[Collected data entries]
▶
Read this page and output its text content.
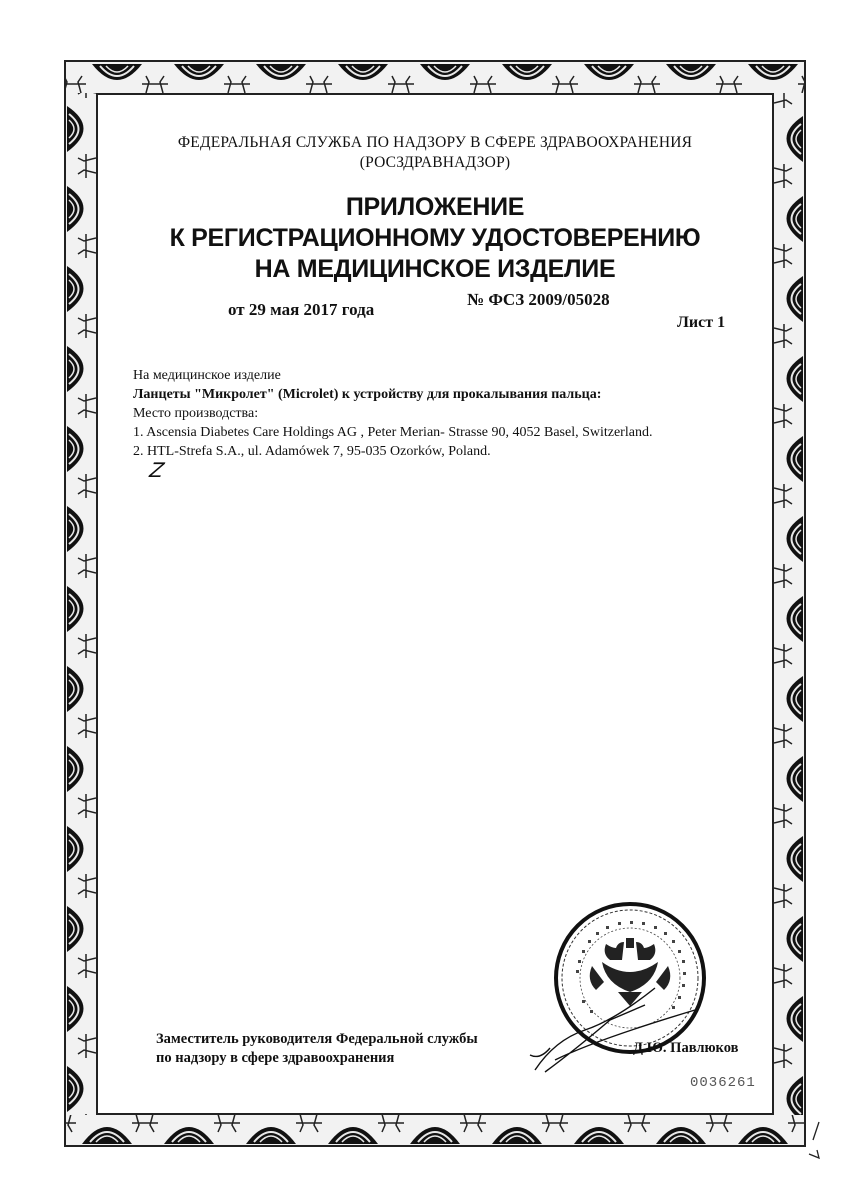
ФЕДЕРАЛЬНАЯ СЛУЖБА ПО НАДЗОРУ В СФЕРЕ ЗДРАВООХРАНЕНИЯ
(РОСЗДРАВНАДЗОР)
ПРИЛОЖЕНИЕ
К РЕГИСТРАЦИОННОМУ УДОСТОВЕРЕНИЮ
НА МЕДИЦИНСКОЕ ИЗДЕЛИЕ
от 29 мая 2017 года
№ ФСЗ 2009/05028
Лист 1
На медицинское изделие
Ланцеты "Микролет" (Microlet) к устройству для прокалывания пальца:
Место производства:
1. Ascensia Diabetes Care Holdings AG , Peter Merian- Strasse 90, 4052 Basel, Switzerland.
2. HTL-Strefa S.A., ul. Adamówek 7, 95-035 Ozorków, Poland.
Z
Заместитель руководителя Федеральной службы
по надзору в сфере здравоохранения
Д.Ю. Павлюков
0036261
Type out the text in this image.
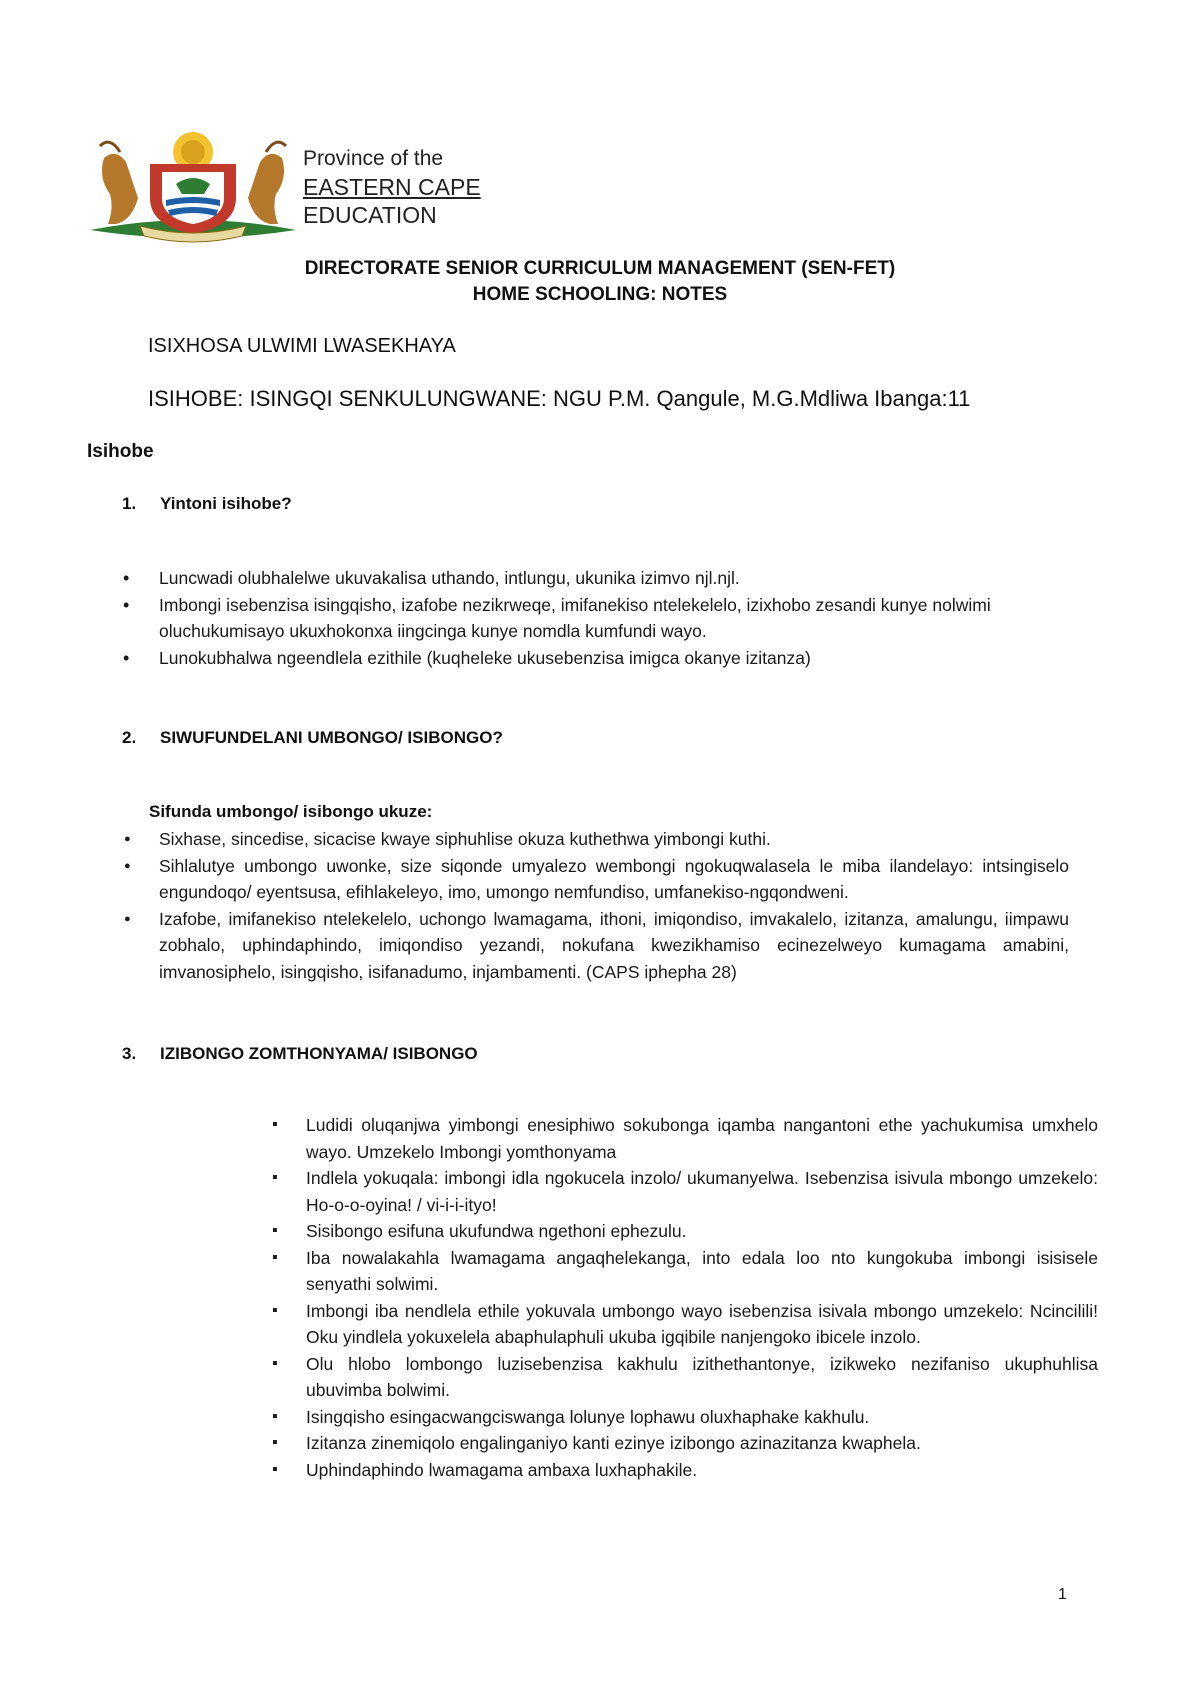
Province of the
EASTERN CAPE
EDUCATION
DIRECTORATE SENIOR CURRICULUM MANAGEMENT (SEN-FET)
HOME SCHOOLING: NOTES
ISIXHOSA ULWIMI LWASEKHAYA
ISIHOBE: ISINGQI SENKULUNGWANE: NGU P.M. Qangule, M.G.Mdliwa Ibanga:11
Isihobe
1. Yintoni isihobe?
• Luncwadi olubhalelwe ukuvakalisa uthando, intlungu, ukunika izimvo njl.njl.
• Imbongi isebenzisa isingqisho, izafobe nezikrweqe, imifanekiso ntelekelelo, izixhobo zesandi kunye nolwimi oluchukumisayo ukuxhokonxa iingcinga kunye nomdla kumfundi wayo.
• Lunokubhalwa ngeendlela ezithile (kuqheleke ukusebenzisa imigca okanye izitanza)
2. SIWUFUNDELANI UMBONGO/ ISIBONGO?
Sifunda umbongo/ isibongo ukuze:
● Sixhase, sincedise, sicacise kwaye siphuhlise okuza kuthethwa yimbongi kuthi.
● Sihlalutye umbongo uwonke, size siqonde umyalezo wembongi ngokuqwalasela le miba ilandelayo: intsingiselo engundoqo/ eyentsusa, efihlakeleyo, imo, umongo nemfundiso, umfanekiso-ngqondweni.
● Izafobe, imifanekiso ntelekelelo, uchongo lwamagama, ithoni, imiqondiso, imvakalelo, izitanza, amalungu, iimpawu zobhalo, uphindaphindo, imiqondiso yezandi, nokufana kwezikhamiso ecinezelweyo kumagama amabini, imvanosiphelo, isingqisho, isifanadumo, injambamenti. (CAPS iphepha 28)
3. IZIBONGO ZOMTHONYAMA/ ISIBONGO
▪ Ludidi oluqanjwa yimbongi enesiphiwo sokubonga iqamba nangantoni ethe yachukumisa umxhelo wayo. Umzekelo Imbongi yomthonyama
▪ Indlela yokuqala: imbongi idla ngokucela inzolo/ ukumanyelwa. Isebenzisa isivula mbongo umzekelo: Ho-o-o-oyina! / vi-i-i-ityo!
▪ Sisibongo esifuna ukufundwa ngethoni ephezulu.
▪ Iba nowalakahla lwamagama angaqhelekanga, into edala loo nto kungokuba imbongi isisisele senyathi solwimi.
▪ Imbongi iba nendlela ethile yokuvala umbongo wayo isebenzisa isivala mbongo umzekelo: Ncincilili! Oku yindlela yokuxelela abaphulaphuli ukuba igqibile nanjengoko ibicele inzolo.
▪ Olu hlobo lombongo luzisebenzisa kakhulu izithethantonye, izikweko nezifaniso ukuphuhlisa ubuvimba bolwimi.
▪ Isingqisho esingacwangciswanga lolunye lophawu oluxhaphake kakhulu.
▪ Izitanza zinemiqolo engalinganiyo kanti ezinye izibongo azinazitanza kwaphela.
▪ Uphindaphindo lwamagama ambaxa luxhaphakile.
1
◀
### WRITTEN PROBLEM:
Display every line of the listing that contains the string "kakhulu".

### OUTPUT FOR THIS EXERCISE:
▪ Olu hlobo lombongo luzisebenzisa kakhulu izithethantonye, izikweko nezifaniso ukuphuhlisa ubuvimba bolwimi.
▪ Isingqisho esingacwangciswanga lolunye lophawu oluxhaphake kakhulu.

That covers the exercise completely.